== DATA RECORDS ==

--------------------

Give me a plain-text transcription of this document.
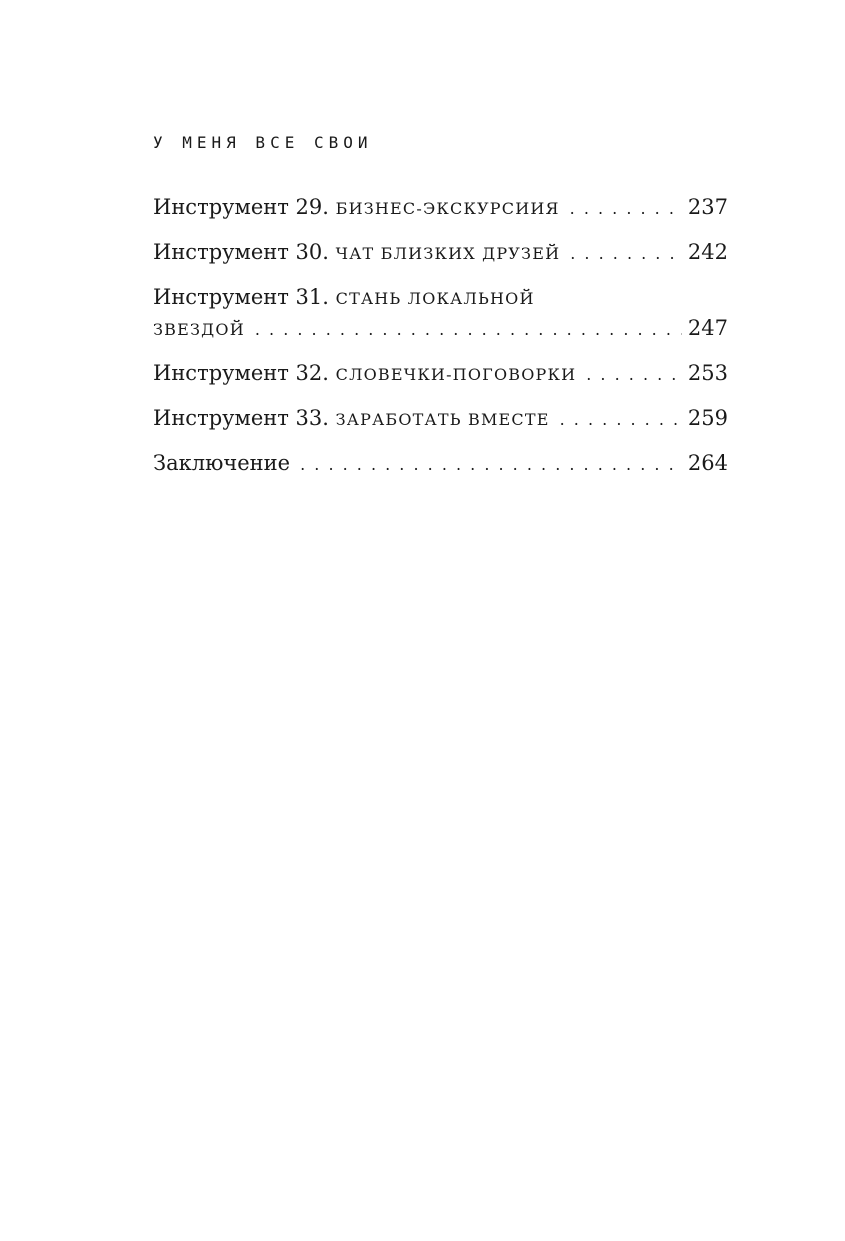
У МЕНЯ ВСЕ СВОИ
Инструмент 29. БИЗНЕС-ЭКСКУРСИИЯ . . .	237
Инструмент 30. ЧАТ БЛИЗКИХ ДРУЗЕЙ . . .	242
Инструмент 31. СТАНЬ ЛОКАЛЬНОЙ
ЗВЕЗДОЙ . . .	247
Инструмент 32. СЛОВЕЧКИ-ПОГОВОРКИ . . .	253
Инструмент 33. ЗАРАБОТАТЬ ВМЕСТЕ . . .	259
Заключение . . .	264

--------------------

== DO THIS ==
Copy the records above exactly. The pictures are not part of the copy.

== TASK SOLUTION ==
Give me a plain-text transcription of this document.
У МЕНЯ ВСЕ СВОИ
Инструмент 29. БИЗНЕС-ЭКСКУРСИИЯ . . .	237
Инструмент 30. ЧАТ БЛИЗКИХ ДРУЗЕЙ . . .	242
Инструмент 31. СТАНЬ ЛОКАЛЬНОЙ
ЗВЕЗДОЙ . . .	247
Инструмент 32. СЛОВЕЧКИ-ПОГОВОРКИ . . .	253
Инструмент 33. ЗАРАБОТАТЬ ВМЕСТЕ . . .	259
Заключение . . .	264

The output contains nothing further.